--- start Records for this task ---
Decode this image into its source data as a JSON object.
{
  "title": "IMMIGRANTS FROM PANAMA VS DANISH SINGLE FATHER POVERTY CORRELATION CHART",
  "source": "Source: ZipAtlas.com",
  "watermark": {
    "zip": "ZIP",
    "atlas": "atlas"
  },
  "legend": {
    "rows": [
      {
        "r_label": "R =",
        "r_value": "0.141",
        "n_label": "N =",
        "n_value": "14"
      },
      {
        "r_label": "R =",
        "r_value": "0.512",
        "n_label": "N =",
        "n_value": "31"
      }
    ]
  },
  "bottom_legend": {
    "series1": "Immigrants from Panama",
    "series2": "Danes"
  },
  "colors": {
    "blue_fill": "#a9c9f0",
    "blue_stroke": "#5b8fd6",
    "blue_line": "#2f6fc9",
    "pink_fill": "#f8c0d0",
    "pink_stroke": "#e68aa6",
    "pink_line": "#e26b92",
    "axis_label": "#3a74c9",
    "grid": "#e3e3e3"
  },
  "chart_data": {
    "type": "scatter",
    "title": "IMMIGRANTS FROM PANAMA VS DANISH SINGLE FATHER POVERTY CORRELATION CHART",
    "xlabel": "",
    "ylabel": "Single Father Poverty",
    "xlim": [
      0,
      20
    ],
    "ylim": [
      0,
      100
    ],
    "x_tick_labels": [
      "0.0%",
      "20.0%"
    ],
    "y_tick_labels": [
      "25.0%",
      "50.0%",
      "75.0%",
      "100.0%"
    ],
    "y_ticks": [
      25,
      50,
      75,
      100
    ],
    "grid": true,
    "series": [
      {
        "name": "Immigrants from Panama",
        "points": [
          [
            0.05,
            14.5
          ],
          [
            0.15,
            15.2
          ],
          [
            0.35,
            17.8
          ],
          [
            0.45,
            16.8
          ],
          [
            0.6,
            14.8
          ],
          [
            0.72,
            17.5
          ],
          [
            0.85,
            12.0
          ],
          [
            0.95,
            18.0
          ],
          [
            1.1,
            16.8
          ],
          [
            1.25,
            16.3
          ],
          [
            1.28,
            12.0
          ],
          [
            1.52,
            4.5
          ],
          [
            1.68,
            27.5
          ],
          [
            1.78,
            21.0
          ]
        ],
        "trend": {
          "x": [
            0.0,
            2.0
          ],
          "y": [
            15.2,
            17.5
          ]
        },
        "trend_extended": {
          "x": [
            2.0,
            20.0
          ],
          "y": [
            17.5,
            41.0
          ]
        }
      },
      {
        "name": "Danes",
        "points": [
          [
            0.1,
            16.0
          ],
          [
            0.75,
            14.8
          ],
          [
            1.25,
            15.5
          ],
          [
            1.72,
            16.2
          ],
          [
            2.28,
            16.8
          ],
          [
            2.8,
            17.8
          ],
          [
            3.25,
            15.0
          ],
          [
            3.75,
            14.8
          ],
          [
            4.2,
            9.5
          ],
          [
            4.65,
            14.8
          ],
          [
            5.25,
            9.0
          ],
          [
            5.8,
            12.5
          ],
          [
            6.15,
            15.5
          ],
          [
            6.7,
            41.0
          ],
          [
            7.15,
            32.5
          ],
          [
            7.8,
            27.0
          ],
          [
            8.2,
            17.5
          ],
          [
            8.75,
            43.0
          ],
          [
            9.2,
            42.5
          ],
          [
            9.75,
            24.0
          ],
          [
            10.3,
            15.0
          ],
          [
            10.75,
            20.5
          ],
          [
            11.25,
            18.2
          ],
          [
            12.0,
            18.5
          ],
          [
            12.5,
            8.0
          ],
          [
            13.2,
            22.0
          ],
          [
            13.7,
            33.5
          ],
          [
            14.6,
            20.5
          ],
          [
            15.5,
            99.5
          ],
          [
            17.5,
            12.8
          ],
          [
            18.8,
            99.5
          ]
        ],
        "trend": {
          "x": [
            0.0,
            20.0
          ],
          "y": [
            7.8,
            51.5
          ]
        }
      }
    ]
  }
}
--- end Records for this task ---
Work to do: Filter the entries down to the lines containing "name". Copy each of those lines.

Task result:
        "name": "Immigrants from Panama",
        "name": "Danes",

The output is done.